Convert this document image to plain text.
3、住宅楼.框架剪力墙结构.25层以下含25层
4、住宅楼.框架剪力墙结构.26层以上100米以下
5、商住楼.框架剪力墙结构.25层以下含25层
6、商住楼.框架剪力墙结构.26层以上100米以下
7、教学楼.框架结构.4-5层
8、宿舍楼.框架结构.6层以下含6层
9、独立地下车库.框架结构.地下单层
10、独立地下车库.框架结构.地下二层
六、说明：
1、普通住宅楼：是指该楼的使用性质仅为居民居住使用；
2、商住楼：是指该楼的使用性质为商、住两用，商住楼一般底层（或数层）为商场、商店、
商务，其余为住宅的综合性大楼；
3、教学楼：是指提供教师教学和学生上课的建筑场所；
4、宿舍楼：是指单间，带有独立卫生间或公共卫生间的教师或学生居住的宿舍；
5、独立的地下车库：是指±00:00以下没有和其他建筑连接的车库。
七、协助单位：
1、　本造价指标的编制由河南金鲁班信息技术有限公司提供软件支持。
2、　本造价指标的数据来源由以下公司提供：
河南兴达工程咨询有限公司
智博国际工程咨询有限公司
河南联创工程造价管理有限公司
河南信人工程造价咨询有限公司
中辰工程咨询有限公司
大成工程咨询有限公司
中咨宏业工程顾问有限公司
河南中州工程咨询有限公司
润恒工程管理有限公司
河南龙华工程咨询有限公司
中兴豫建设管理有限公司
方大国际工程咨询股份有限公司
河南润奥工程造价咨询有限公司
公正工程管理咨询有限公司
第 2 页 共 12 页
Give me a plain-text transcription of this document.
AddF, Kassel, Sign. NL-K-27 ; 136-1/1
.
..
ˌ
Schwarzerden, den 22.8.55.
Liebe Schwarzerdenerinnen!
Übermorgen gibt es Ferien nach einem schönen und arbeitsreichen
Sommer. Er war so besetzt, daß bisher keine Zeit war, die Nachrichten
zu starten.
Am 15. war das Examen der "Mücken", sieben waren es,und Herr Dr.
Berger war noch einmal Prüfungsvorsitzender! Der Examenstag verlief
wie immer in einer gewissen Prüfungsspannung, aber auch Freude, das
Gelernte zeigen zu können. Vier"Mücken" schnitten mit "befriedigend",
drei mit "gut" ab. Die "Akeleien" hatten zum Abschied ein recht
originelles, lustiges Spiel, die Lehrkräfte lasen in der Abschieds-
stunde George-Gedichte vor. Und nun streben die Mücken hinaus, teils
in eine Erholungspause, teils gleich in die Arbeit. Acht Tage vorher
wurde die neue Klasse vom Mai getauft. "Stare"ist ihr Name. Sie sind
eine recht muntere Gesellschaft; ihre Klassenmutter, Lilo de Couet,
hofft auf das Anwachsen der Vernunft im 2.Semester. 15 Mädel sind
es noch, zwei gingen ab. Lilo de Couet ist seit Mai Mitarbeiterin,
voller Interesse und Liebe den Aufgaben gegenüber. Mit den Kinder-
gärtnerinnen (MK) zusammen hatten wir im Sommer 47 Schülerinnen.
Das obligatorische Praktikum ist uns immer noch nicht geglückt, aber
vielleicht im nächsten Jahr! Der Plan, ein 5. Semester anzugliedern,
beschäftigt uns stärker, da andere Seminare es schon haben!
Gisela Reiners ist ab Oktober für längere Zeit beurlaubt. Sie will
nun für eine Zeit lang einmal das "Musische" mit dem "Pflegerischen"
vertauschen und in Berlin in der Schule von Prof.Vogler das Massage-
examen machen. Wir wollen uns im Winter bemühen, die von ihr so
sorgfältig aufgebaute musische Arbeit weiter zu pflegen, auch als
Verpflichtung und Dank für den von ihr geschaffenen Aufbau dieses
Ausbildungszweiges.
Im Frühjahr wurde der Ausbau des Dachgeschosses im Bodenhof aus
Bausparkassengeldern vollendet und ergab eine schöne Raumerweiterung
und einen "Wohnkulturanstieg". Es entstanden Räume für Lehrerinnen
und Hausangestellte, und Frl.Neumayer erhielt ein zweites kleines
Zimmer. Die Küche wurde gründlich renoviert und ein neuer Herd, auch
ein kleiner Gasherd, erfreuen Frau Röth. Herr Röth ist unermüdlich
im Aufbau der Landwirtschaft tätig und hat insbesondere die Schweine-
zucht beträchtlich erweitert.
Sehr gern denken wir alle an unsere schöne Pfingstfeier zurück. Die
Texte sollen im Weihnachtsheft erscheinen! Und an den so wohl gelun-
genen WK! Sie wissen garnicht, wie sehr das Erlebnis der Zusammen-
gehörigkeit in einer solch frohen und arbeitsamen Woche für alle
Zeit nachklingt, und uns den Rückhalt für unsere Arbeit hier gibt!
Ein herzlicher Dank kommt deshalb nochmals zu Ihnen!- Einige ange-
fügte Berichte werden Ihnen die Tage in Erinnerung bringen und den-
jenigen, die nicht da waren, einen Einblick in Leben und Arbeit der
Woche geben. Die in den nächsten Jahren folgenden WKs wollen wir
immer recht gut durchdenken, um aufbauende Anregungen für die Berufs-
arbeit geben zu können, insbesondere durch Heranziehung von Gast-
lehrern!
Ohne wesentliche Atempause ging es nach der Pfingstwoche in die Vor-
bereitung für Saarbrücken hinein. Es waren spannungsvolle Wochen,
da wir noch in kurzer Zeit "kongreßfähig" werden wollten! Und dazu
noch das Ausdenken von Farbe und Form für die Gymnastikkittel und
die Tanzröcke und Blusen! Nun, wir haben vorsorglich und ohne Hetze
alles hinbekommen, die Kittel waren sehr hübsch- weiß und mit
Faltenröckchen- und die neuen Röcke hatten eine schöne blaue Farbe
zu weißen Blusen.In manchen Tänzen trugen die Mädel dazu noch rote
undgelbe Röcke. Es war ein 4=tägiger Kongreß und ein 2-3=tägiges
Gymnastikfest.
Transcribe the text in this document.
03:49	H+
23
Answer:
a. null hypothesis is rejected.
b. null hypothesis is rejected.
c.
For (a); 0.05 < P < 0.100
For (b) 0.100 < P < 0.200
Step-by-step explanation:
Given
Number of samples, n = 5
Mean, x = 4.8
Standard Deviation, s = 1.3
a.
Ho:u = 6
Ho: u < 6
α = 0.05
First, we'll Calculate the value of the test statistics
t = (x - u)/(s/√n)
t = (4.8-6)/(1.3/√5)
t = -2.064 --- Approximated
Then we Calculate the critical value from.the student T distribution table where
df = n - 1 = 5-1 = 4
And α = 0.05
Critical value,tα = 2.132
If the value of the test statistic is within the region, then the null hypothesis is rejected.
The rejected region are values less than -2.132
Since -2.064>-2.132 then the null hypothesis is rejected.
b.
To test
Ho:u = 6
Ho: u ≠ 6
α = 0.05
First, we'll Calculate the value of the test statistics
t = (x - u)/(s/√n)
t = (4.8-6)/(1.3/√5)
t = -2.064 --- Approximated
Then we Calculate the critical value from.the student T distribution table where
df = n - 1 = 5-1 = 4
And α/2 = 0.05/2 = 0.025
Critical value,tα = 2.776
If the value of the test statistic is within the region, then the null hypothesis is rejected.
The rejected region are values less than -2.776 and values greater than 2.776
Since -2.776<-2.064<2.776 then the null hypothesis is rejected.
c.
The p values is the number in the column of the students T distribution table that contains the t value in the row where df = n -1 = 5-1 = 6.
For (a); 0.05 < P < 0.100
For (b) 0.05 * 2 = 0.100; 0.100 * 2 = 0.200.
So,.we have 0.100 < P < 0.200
***
Of the lines in the material above, state how many contain the string "recht"; give no other text.

• Solution to the problem:
3